* [PROVIDED INFORMATION]:
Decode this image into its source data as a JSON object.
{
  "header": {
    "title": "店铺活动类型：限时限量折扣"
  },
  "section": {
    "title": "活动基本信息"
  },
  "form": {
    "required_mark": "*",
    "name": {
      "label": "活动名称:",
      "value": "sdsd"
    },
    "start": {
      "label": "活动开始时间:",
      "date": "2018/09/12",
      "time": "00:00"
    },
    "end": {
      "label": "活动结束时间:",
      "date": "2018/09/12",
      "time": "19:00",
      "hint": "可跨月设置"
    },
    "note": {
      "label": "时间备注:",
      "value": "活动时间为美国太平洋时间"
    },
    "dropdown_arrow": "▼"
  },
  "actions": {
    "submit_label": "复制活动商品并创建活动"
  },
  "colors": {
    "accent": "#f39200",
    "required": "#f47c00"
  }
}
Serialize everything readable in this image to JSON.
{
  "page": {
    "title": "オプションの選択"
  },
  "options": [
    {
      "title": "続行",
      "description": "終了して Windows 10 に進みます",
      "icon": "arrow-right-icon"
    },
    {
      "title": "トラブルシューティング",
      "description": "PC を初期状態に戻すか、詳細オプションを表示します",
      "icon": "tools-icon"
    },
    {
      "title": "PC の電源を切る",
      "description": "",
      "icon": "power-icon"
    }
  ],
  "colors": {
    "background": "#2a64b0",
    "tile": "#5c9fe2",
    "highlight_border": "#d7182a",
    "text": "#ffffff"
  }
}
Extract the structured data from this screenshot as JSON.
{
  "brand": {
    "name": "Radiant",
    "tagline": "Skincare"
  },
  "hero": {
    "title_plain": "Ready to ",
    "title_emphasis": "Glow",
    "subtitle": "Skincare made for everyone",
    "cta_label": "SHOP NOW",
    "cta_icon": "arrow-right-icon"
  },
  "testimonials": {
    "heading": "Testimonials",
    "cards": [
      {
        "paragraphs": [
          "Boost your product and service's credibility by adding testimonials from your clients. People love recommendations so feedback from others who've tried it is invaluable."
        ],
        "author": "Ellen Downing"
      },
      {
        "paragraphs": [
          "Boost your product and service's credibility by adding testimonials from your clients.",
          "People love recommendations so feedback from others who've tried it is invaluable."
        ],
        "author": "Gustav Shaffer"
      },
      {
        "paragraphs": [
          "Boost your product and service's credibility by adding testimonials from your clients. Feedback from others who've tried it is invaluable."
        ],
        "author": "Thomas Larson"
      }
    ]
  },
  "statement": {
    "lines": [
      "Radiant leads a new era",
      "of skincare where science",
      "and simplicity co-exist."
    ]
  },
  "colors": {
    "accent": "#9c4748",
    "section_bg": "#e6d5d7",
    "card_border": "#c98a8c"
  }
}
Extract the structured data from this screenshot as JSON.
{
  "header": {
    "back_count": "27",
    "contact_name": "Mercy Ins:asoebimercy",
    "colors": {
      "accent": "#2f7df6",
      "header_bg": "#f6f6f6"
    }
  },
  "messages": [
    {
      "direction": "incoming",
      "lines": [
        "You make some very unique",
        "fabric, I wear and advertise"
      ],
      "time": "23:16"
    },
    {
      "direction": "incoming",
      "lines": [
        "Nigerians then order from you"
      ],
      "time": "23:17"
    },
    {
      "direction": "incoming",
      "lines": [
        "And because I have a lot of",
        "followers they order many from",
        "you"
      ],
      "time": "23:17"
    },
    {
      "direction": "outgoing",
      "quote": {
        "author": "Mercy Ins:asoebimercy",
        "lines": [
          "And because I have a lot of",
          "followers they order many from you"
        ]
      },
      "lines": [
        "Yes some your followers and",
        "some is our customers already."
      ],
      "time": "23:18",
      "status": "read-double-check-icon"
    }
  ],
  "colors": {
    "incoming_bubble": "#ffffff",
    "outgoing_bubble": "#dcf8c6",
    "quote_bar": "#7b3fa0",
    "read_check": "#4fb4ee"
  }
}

* [WHAT THE TASK ASKS]: Show every line above in which the word "Mercy" occurs.

* [SOLUTION TO THE PROBLEM]:
    "contact_name": "Mercy Ins:asoebimercy",
        "author": "Mercy Ins:asoebimercy",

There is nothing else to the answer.